<<<<

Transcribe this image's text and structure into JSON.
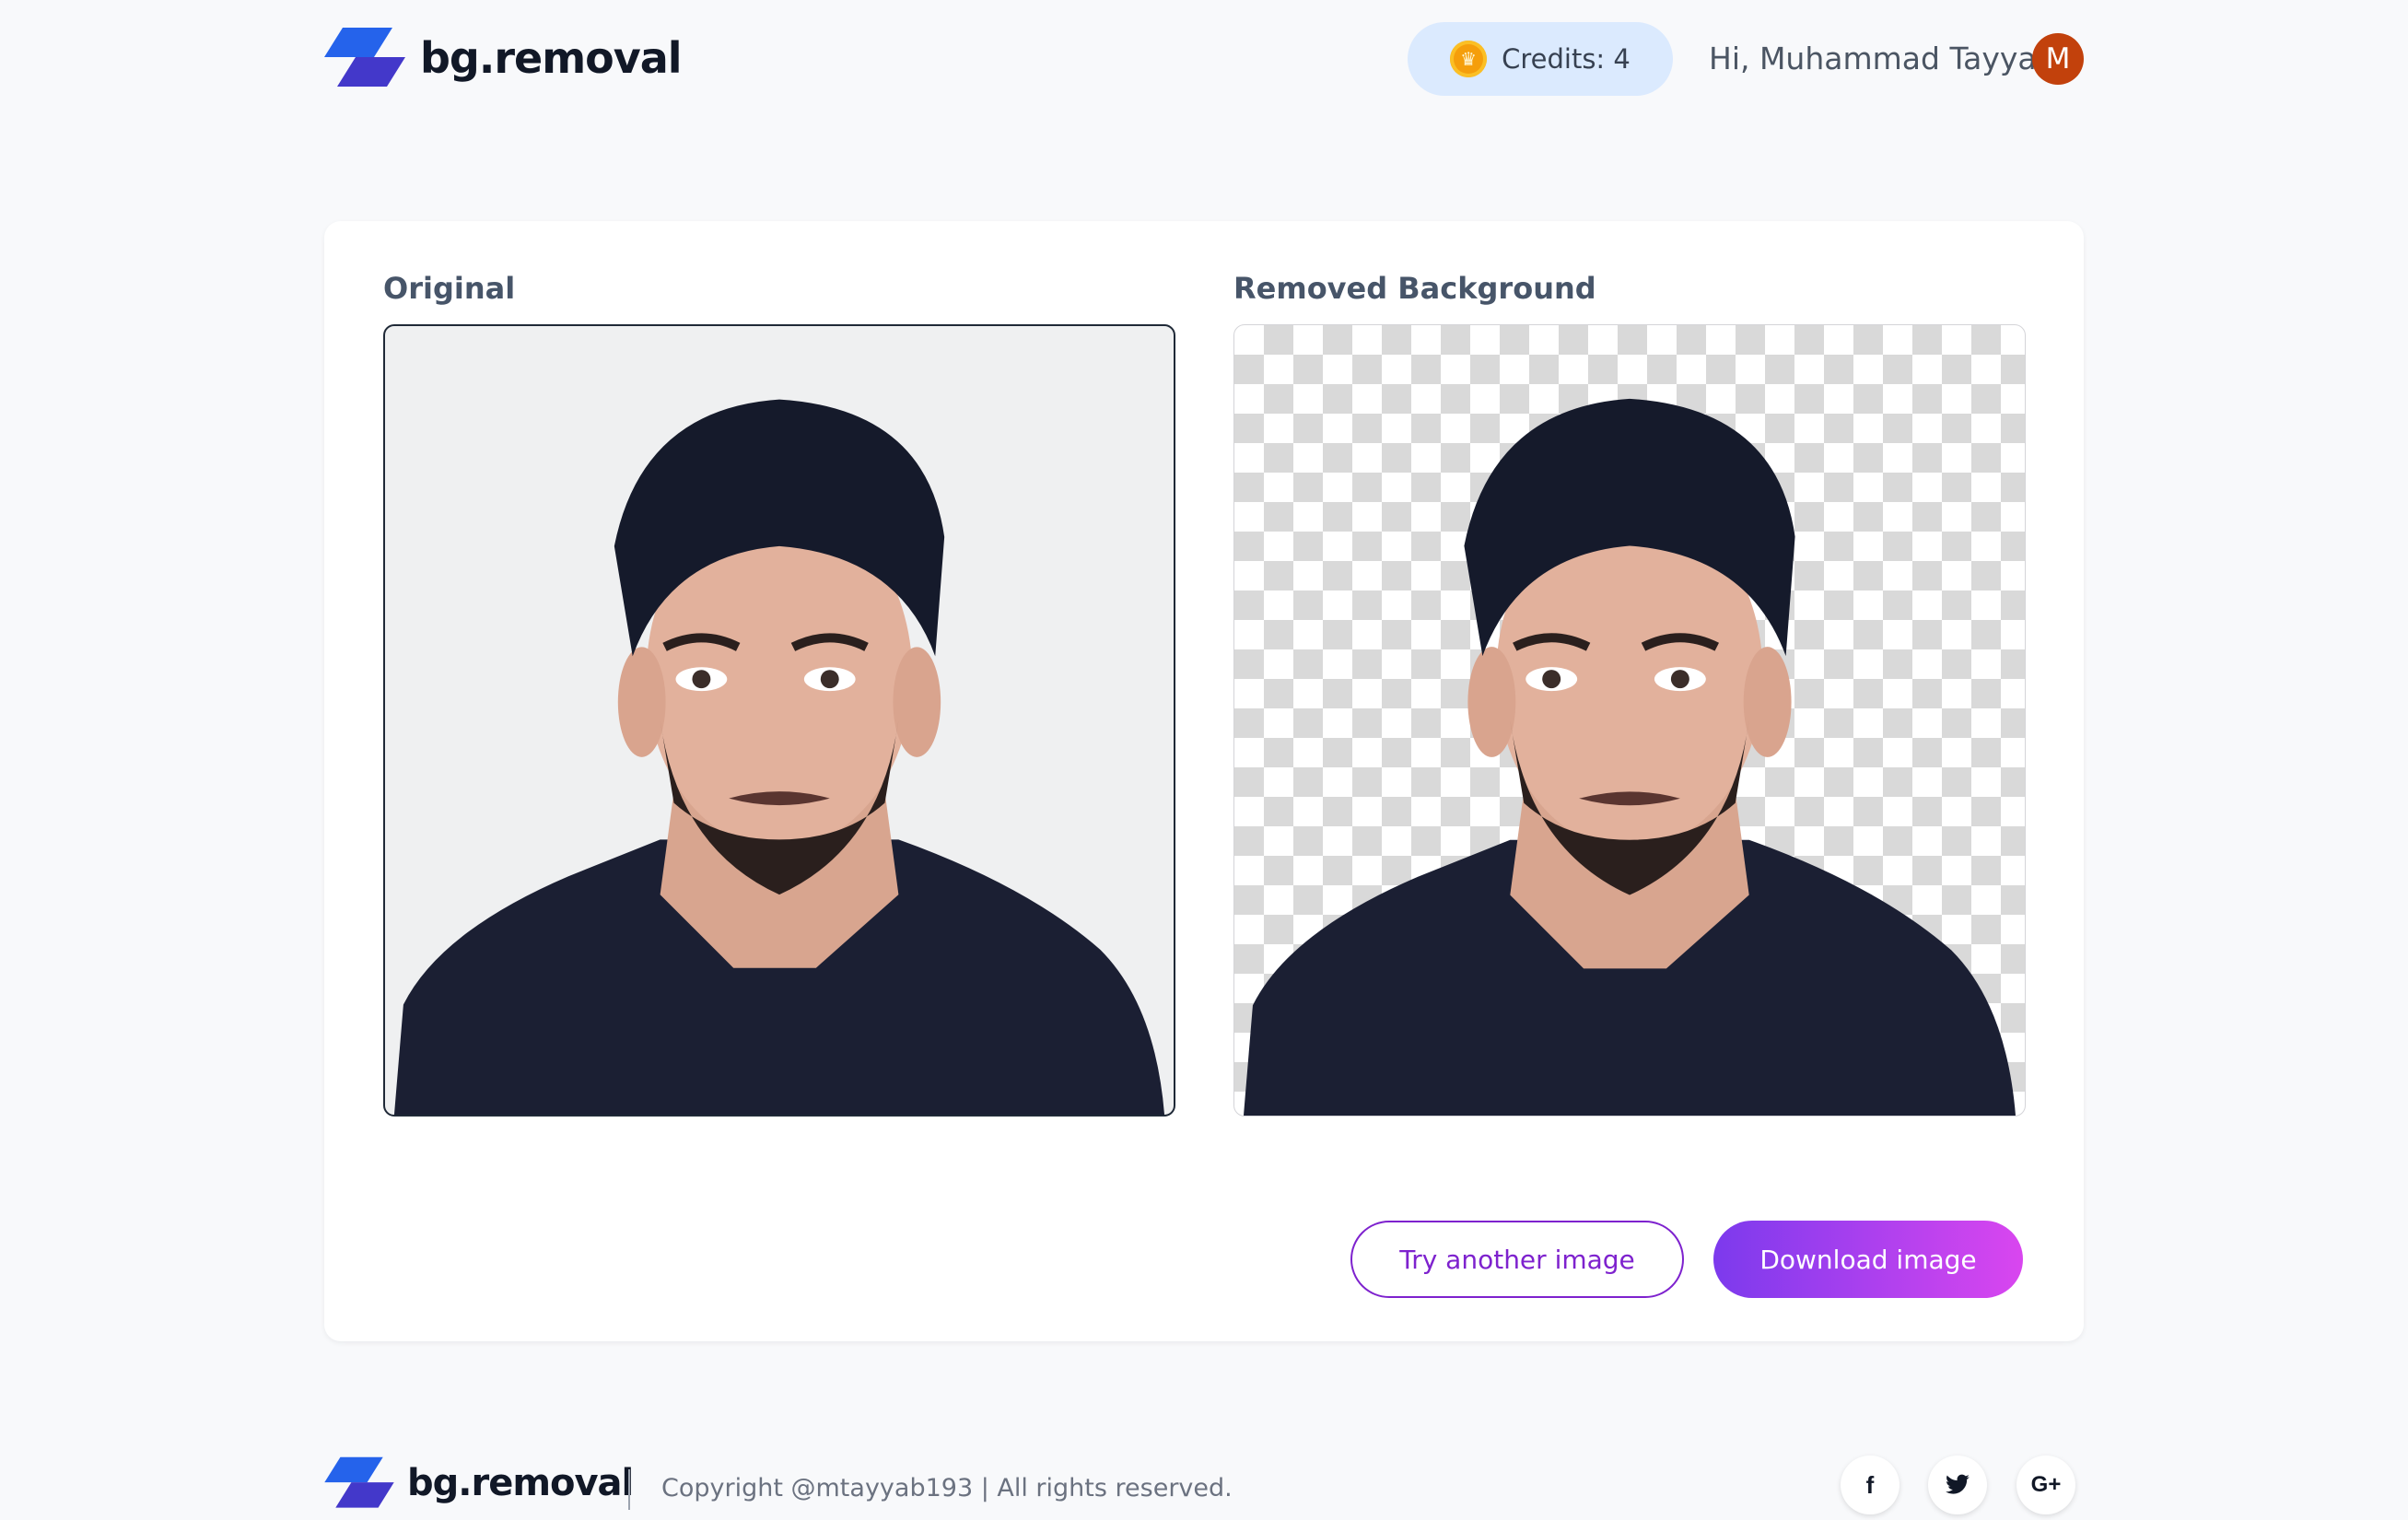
{
  "header": {
    "brand": "bg.removal",
    "credits_label": "Credits: 4",
    "greeting": "Hi, Muhammad Tayyab",
    "avatar_initial": "M",
    "coin_icon": "coin-icon"
  },
  "main": {
    "original_title": "Original",
    "removed_title": "Removed Background",
    "try_another_label": "Try another image",
    "download_label": "Download image"
  },
  "footer": {
    "brand": "bg.removal",
    "copyright": "Copyright @mtayyab193 | All rights reserved.",
    "social": [
      {
        "icon": "facebook-icon",
        "glyph": "f"
      },
      {
        "icon": "twitter-icon",
        "glyph": "🐦"
      },
      {
        "icon": "google-plus-icon",
        "glyph": "G+"
      }
    ]
  },
  "colors": {
    "accent": "#7e22ce",
    "gradient_start": "#7c3aed",
    "gradient_end": "#d946ef",
    "logo_blue": "#2563eb",
    "credits_bg": "#dbeafe",
    "avatar_bg": "#c2410c"
  }
}
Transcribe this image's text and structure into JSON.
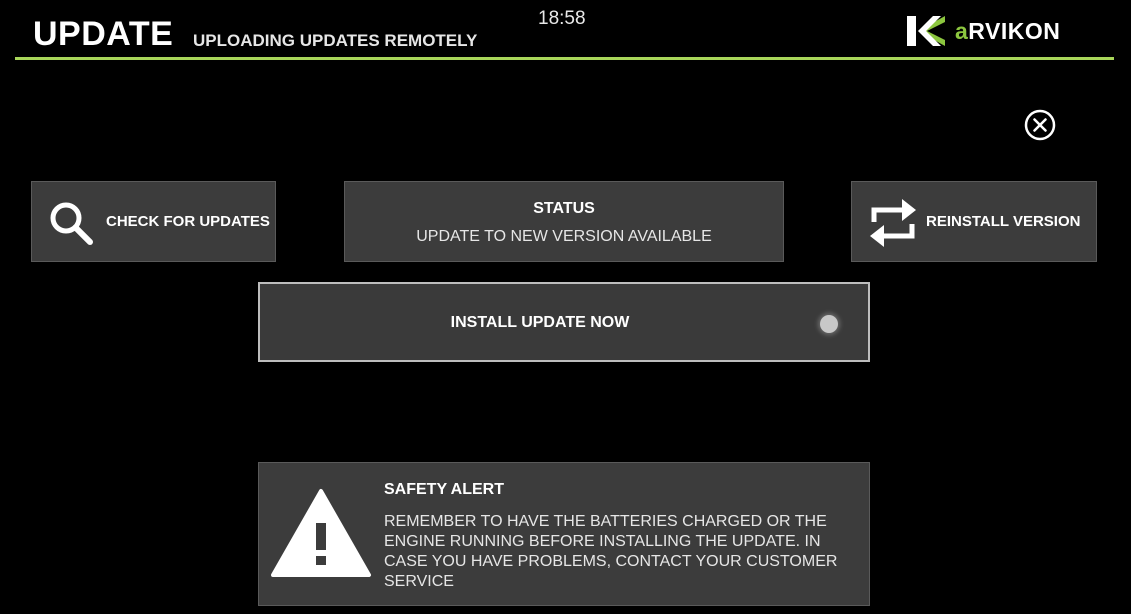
{
  "header": {
    "title": "UPDATE",
    "subtitle": "UPLOADING UPDATES REMOTELY",
    "time": "18:58",
    "brand": {
      "accent_letter": "a",
      "name_rest": "RVIKON"
    },
    "accent_color": "#a8d65a"
  },
  "close": {
    "icon": "close-circle-icon"
  },
  "check_updates": {
    "label": "CHECK FOR UPDATES",
    "icon": "search-icon"
  },
  "status": {
    "heading": "STATUS",
    "value": "UPDATE TO NEW VERSION AVAILABLE"
  },
  "reinstall": {
    "label": "REINSTALL VERSION",
    "icon": "swap-arrows-icon"
  },
  "install": {
    "label": "INSTALL UPDATE NOW",
    "indicator_color": "#c8c8c8"
  },
  "safety_alert": {
    "heading": "SAFETY ALERT",
    "message": "REMEMBER TO HAVE THE BATTERIES CHARGED OR THE ENGINE RUNNING BEFORE INSTALLING THE UPDATE. IN CASE YOU HAVE PROBLEMS, CONTACT YOUR CUSTOMER SERVICE",
    "icon": "warning-triangle-icon"
  }
}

>>>>

SET TASK ▸ Write out every record above exactly as it stands, but leave out the pictures.

PROBLEM SOLUTION ▸
Transcribe this image's text and structure into JSON.
{
  "header": {
    "brand": "bg.removal",
    "credits_label": "Credits: 4",
    "greeting": "Hi, Muhammad Tayyab",
    "avatar_initial": "M",
    "coin_icon": "coin-icon"
  },
  "main": {
    "original_title": "Original",
    "removed_title": "Removed Background",
    "try_another_label": "Try another image",
    "download_label": "Download image"
  },
  "footer": {
    "brand": "bg.removal",
    "copyright": "Copyright @mtayyab193 | All rights reserved.",
    "social": [
      {
        "icon": "facebook-icon",
        "glyph": "f"
      },
      {
        "icon": "twitter-icon",
        "glyph": "🐦"
      },
      {
        "icon": "google-plus-icon",
        "glyph": "G+"
      }
    ]
  },
  "colors": {
    "accent": "#7e22ce",
    "gradient_start": "#7c3aed",
    "gradient_end": "#d946ef",
    "logo_blue": "#2563eb",
    "credits_bg": "#dbeafe",
    "avatar_bg": "#c2410c"
  }
}
Transcribe this image's text and structure into JSON.
{
  "header": {
    "title": "UPDATE",
    "subtitle": "UPLOADING UPDATES REMOTELY",
    "time": "18:58",
    "brand": {
      "accent_letter": "a",
      "name_rest": "RVIKON"
    },
    "accent_color": "#a8d65a"
  },
  "close": {
    "icon": "close-circle-icon"
  },
  "check_updates": {
    "label": "CHECK FOR UPDATES",
    "icon": "search-icon"
  },
  "status": {
    "heading": "STATUS",
    "value": "UPDATE TO NEW VERSION AVAILABLE"
  },
  "reinstall": {
    "label": "REINSTALL VERSION",
    "icon": "swap-arrows-icon"
  },
  "install": {
    "label": "INSTALL UPDATE NOW",
    "indicator_color": "#c8c8c8"
  },
  "safety_alert": {
    "heading": "SAFETY ALERT",
    "message": "REMEMBER TO HAVE THE BATTERIES CHARGED OR THE ENGINE RUNNING BEFORE INSTALLING THE UPDATE. IN CASE YOU HAVE PROBLEMS, CONTACT YOUR CUSTOMER SERVICE",
    "icon": "warning-triangle-icon"
  }
}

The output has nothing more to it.